What you are asked to do ->
Make an exact copy of the records, dropping all pictures.

Exercise materials ->

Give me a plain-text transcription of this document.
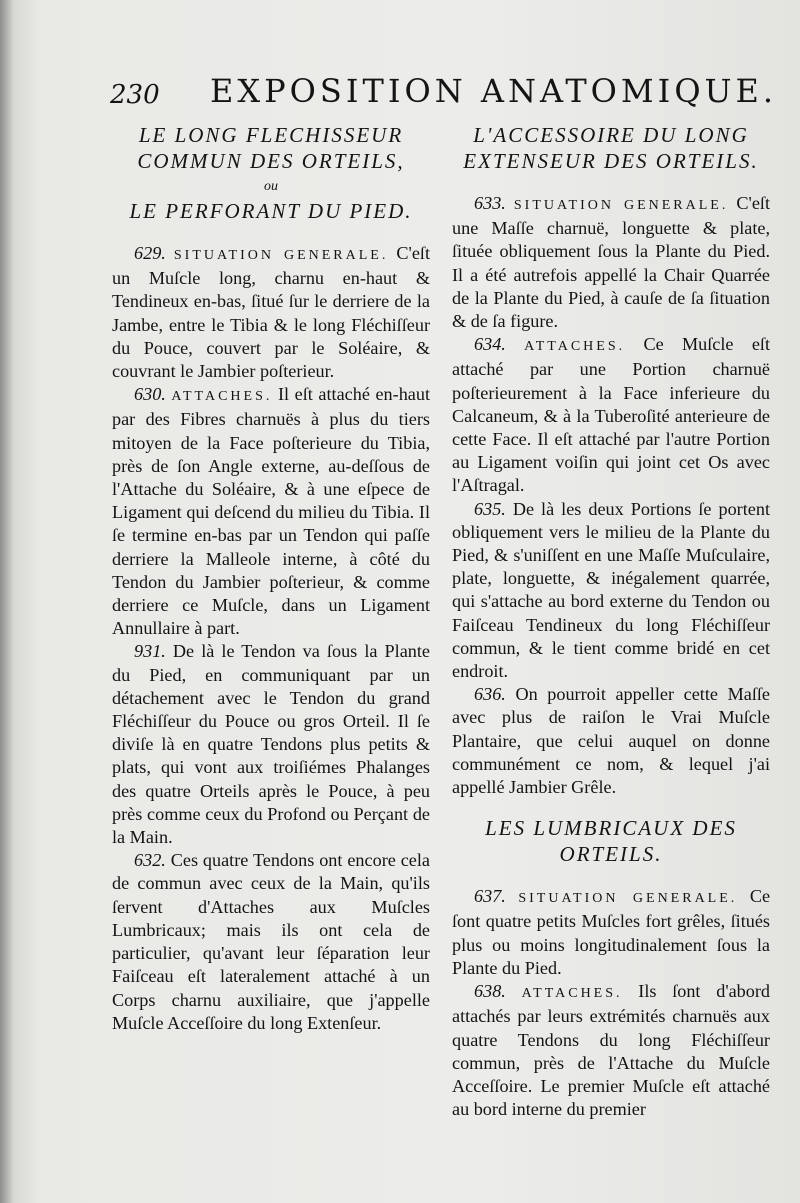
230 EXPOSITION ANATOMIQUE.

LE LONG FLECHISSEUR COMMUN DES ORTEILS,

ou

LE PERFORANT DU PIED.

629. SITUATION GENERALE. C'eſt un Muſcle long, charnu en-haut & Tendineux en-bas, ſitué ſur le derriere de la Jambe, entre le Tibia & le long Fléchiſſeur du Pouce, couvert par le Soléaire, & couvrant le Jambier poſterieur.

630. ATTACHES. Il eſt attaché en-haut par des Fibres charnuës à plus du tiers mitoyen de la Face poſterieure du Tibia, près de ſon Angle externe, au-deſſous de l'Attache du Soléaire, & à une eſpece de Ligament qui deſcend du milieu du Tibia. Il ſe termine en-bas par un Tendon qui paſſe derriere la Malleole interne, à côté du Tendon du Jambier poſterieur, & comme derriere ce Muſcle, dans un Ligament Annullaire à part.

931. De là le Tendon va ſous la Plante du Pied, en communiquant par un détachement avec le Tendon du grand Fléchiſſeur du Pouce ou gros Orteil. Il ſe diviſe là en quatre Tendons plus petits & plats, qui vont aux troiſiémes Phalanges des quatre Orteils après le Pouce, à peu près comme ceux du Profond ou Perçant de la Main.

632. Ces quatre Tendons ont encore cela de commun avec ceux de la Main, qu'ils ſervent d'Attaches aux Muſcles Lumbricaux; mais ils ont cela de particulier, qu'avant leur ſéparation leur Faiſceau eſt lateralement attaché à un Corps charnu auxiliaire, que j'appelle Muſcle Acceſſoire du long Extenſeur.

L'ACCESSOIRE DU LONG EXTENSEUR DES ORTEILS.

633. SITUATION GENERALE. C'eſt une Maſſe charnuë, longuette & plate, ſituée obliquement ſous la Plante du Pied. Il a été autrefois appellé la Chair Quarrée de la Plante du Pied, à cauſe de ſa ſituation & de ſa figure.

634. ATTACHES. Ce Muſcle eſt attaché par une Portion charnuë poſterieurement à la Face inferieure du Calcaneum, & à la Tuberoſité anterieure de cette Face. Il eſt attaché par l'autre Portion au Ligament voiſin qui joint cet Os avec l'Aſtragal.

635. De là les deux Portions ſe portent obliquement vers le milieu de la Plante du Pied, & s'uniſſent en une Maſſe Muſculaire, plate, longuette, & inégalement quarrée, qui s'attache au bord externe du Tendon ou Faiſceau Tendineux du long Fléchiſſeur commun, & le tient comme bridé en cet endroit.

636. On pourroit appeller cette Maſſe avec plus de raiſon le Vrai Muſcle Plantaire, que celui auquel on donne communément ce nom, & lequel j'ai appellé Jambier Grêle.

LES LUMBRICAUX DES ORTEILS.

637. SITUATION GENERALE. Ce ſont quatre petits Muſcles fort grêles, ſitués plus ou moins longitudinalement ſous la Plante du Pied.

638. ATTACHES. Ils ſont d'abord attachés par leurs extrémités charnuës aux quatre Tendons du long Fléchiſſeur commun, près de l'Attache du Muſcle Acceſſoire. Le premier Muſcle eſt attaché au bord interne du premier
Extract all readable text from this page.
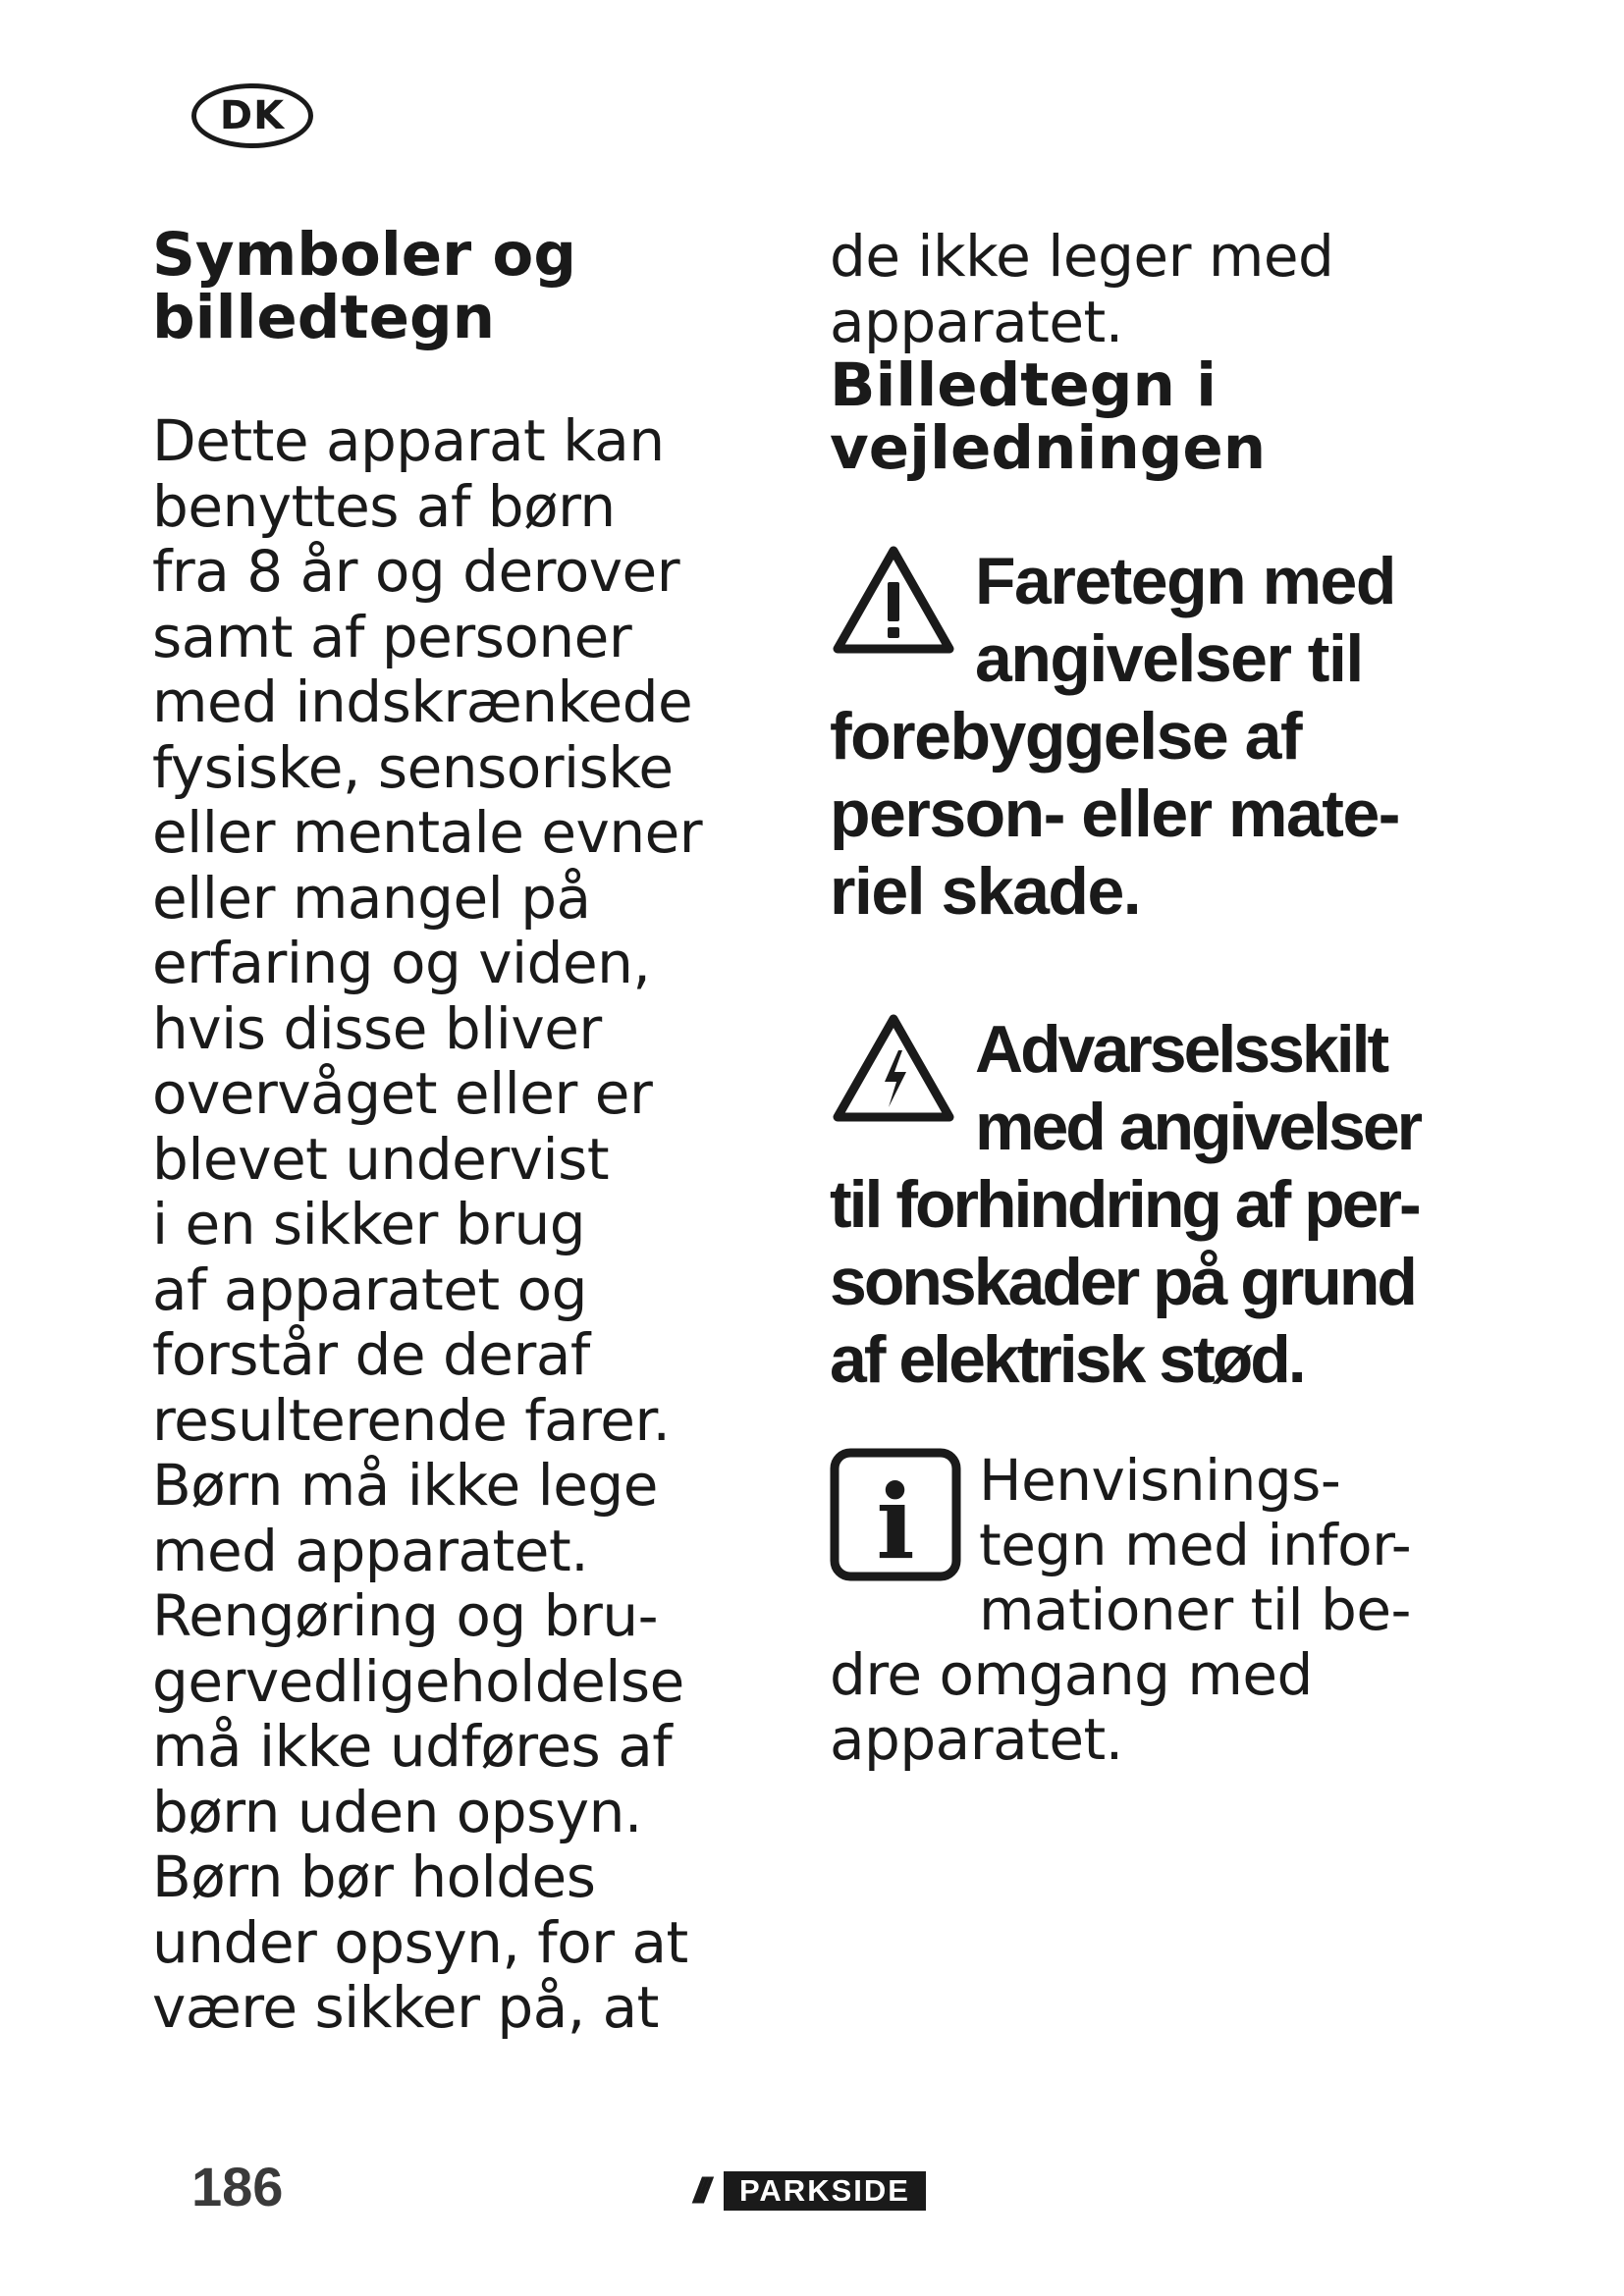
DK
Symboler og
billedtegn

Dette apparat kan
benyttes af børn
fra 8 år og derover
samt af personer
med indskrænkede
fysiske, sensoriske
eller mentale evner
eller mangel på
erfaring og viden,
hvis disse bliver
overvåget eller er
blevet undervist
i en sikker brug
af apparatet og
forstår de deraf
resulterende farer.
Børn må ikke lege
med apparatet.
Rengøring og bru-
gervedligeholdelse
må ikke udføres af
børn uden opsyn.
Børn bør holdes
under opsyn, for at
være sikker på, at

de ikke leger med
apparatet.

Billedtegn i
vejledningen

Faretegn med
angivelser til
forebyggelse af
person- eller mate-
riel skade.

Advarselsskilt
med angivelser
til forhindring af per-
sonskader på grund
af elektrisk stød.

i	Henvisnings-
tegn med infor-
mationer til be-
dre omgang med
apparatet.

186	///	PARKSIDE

Answer for this exercise ->
Give me a plain-text transcription of this document.
230 EXPOSITION ANATOMIQUE.

LE LONG FLECHISSEUR COMMUN DES ORTEILS,

ou

LE PERFORANT DU PIED.

629. SITUATION GENERALE. C'eſt un Muſcle long, charnu en-haut & Tendineux en-bas, ſitué ſur le derriere de la Jambe, entre le Tibia & le long Fléchiſſeur du Pouce, couvert par le Soléaire, & couvrant le Jambier poſterieur.

630. ATTACHES. Il eſt attaché en-haut par des Fibres charnuës à plus du tiers mitoyen de la Face poſterieure du Tibia, près de ſon Angle externe, au-deſſous de l'Attache du Soléaire, & à une eſpece de Ligament qui deſcend du milieu du Tibia. Il ſe termine en-bas par un Tendon qui paſſe derriere la Malleole interne, à côté du Tendon du Jambier poſterieur, & comme derriere ce Muſcle, dans un Ligament Annullaire à part.

931. De là le Tendon va ſous la Plante du Pied, en communiquant par un détachement avec le Tendon du grand Fléchiſſeur du Pouce ou gros Orteil. Il ſe diviſe là en quatre Tendons plus petits & plats, qui vont aux troiſiémes Phalanges des quatre Orteils après le Pouce, à peu près comme ceux du Profond ou Perçant de la Main.

632. Ces quatre Tendons ont encore cela de commun avec ceux de la Main, qu'ils ſervent d'Attaches aux Muſcles Lumbricaux; mais ils ont cela de particulier, qu'avant leur ſéparation leur Faiſceau eſt lateralement attaché à un Corps charnu auxiliaire, que j'appelle Muſcle Acceſſoire du long Extenſeur.

L'ACCESSOIRE DU LONG EXTENSEUR DES ORTEILS.

633. SITUATION GENERALE. C'eſt une Maſſe charnuë, longuette & plate, ſituée obliquement ſous la Plante du Pied. Il a été autrefois appellé la Chair Quarrée de la Plante du Pied, à cauſe de ſa ſituation & de ſa figure.

634. ATTACHES. Ce Muſcle eſt attaché par une Portion charnuë poſterieurement à la Face inferieure du Calcaneum, & à la Tuberoſité anterieure de cette Face. Il eſt attaché par l'autre Portion au Ligament voiſin qui joint cet Os avec l'Aſtragal.

635. De là les deux Portions ſe portent obliquement vers le milieu de la Plante du Pied, & s'uniſſent en une Maſſe Muſculaire, plate, longuette, & inégalement quarrée, qui s'attache au bord externe du Tendon ou Faiſceau Tendineux du long Fléchiſſeur commun, & le tient comme bridé en cet endroit.

636. On pourroit appeller cette Maſſe avec plus de raiſon le Vrai Muſcle Plantaire, que celui auquel on donne communément ce nom, & lequel j'ai appellé Jambier Grêle.

LES LUMBRICAUX DES ORTEILS.

637. SITUATION GENERALE. Ce ſont quatre petits Muſcles fort grêles, ſitués plus ou moins longitudinalement ſous la Plante du Pied.

638. ATTACHES. Ils ſont d'abord attachés par leurs extrémités charnuës aux quatre Tendons du long Fléchiſſeur commun, près de l'Attache du Muſcle Acceſſoire. Le premier Muſcle eſt attaché au bord interne du premier
Extract all readable text from this page.
DK
Symboler og
billedtegn

Dette apparat kan
benyttes af børn
fra 8 år og derover
samt af personer
med indskrænkede
fysiske, sensoriske
eller mentale evner
eller mangel på
erfaring og viden,
hvis disse bliver
overvåget eller er
blevet undervist
i en sikker brug
af apparatet og
forstår de deraf
resulterende farer.
Børn må ikke lege
med apparatet.
Rengøring og bru-
gervedligeholdelse
må ikke udføres af
børn uden opsyn.
Børn bør holdes
under opsyn, for at
være sikker på, at

de ikke leger med
apparatet.

Billedtegn i
vejledningen

Faretegn med
angivelser til
forebyggelse af
person- eller mate-
riel skade.

Advarselsskilt
med angivelser
til forhindring af per-
sonskader på grund
af elektrisk stød.

i	Henvisnings-
tegn med infor-
mationer til be-
dre omgang med
apparatet.

186	///	PARKSIDE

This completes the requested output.